[Entries taken from a collection]
#####
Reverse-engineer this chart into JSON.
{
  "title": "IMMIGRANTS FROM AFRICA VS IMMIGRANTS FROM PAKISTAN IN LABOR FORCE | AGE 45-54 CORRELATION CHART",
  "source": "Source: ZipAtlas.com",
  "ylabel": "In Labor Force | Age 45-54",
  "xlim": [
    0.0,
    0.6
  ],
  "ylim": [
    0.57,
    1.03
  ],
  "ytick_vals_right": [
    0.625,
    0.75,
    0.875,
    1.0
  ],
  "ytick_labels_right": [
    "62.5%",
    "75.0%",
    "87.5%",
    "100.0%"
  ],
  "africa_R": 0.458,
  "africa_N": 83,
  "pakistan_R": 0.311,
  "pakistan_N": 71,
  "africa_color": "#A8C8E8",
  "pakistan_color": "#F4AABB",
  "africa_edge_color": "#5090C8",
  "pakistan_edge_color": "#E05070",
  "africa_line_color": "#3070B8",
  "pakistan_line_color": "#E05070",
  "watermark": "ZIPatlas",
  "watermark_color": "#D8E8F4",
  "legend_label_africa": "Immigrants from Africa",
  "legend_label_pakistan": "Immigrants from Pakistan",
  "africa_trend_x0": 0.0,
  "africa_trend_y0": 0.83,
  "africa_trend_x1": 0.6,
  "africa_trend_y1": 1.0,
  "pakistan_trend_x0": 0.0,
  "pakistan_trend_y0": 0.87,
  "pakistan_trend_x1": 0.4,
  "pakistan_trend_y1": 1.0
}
#####
Exercise requirements: Every line above needs to be retyped exactly.

Written answer:
Reverse-engineer this chart into JSON.
{
  "title": "IMMIGRANTS FROM AFRICA VS IMMIGRANTS FROM PAKISTAN IN LABOR FORCE | AGE 45-54 CORRELATION CHART",
  "source": "Source: ZipAtlas.com",
  "ylabel": "In Labor Force | Age 45-54",
  "xlim": [
    0.0,
    0.6
  ],
  "ylim": [
    0.57,
    1.03
  ],
  "ytick_vals_right": [
    0.625,
    0.75,
    0.875,
    1.0
  ],
  "ytick_labels_right": [
    "62.5%",
    "75.0%",
    "87.5%",
    "100.0%"
  ],
  "africa_R": 0.458,
  "africa_N": 83,
  "pakistan_R": 0.311,
  "pakistan_N": 71,
  "africa_color": "#A8C8E8",
  "pakistan_color": "#F4AABB",
  "africa_edge_color": "#5090C8",
  "pakistan_edge_color": "#E05070",
  "africa_line_color": "#3070B8",
  "pakistan_line_color": "#E05070",
  "watermark": "ZIPatlas",
  "watermark_color": "#D8E8F4",
  "legend_label_africa": "Immigrants from Africa",
  "legend_label_pakistan": "Immigrants from Pakistan",
  "africa_trend_x0": 0.0,
  "africa_trend_y0": 0.83,
  "africa_trend_x1": 0.6,
  "africa_trend_y1": 1.0,
  "pakistan_trend_x0": 0.0,
  "pakistan_trend_y0": 0.87,
  "pakistan_trend_x1": 0.4,
  "pakistan_trend_y1": 1.0
}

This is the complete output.